- **What you are asked to do**: Reproduce each line of the listing exactly.

- **Input rows**:
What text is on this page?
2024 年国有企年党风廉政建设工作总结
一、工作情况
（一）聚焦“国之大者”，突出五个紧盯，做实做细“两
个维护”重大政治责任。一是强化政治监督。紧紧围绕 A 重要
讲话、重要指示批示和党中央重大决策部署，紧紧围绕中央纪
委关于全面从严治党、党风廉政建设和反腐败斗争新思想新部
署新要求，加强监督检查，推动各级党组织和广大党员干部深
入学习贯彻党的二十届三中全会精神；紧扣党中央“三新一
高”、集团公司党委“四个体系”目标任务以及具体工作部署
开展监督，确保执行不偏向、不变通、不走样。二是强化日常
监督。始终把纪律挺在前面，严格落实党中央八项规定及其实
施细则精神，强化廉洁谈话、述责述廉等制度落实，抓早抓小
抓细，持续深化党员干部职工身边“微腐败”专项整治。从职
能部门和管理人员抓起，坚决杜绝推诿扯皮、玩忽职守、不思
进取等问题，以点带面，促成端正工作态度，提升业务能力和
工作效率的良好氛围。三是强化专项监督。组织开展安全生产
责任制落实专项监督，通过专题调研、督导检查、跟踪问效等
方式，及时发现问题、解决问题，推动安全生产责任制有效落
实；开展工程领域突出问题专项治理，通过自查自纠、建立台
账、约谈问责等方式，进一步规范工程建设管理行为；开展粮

- **Result of the exercise**:
What text is on this page?
2024 年国有企年党风廉政建设工作总结
一、工作情况
（一）聚焦“国之大者”，突出五个紧盯，做实做细“两
个维护”重大政治责任。一是强化政治监督。紧紧围绕 A 重要
讲话、重要指示批示和党中央重大决策部署，紧紧围绕中央纪
委关于全面从严治党、党风廉政建设和反腐败斗争新思想新部
署新要求，加强监督检查，推动各级党组织和广大党员干部深
入学习贯彻党的二十届三中全会精神；紧扣党中央“三新一
高”、集团公司党委“四个体系”目标任务以及具体工作部署
开展监督，确保执行不偏向、不变通、不走样。二是强化日常
监督。始终把纪律挺在前面，严格落实党中央八项规定及其实
施细则精神，强化廉洁谈话、述责述廉等制度落实，抓早抓小
抓细，持续深化党员干部职工身边“微腐败”专项整治。从职
能部门和管理人员抓起，坚决杜绝推诿扯皮、玩忽职守、不思
进取等问题，以点带面，促成端正工作态度，提升业务能力和
工作效率的良好氛围。三是强化专项监督。组织开展安全生产
责任制落实专项监督，通过专题调研、督导检查、跟踪问效等
方式，及时发现问题、解决问题，推动安全生产责任制有效落
实；开展工程领域突出问题专项治理，通过自查自纠、建立台
账、约谈问责等方式，进一步规范工程建设管理行为；开展粮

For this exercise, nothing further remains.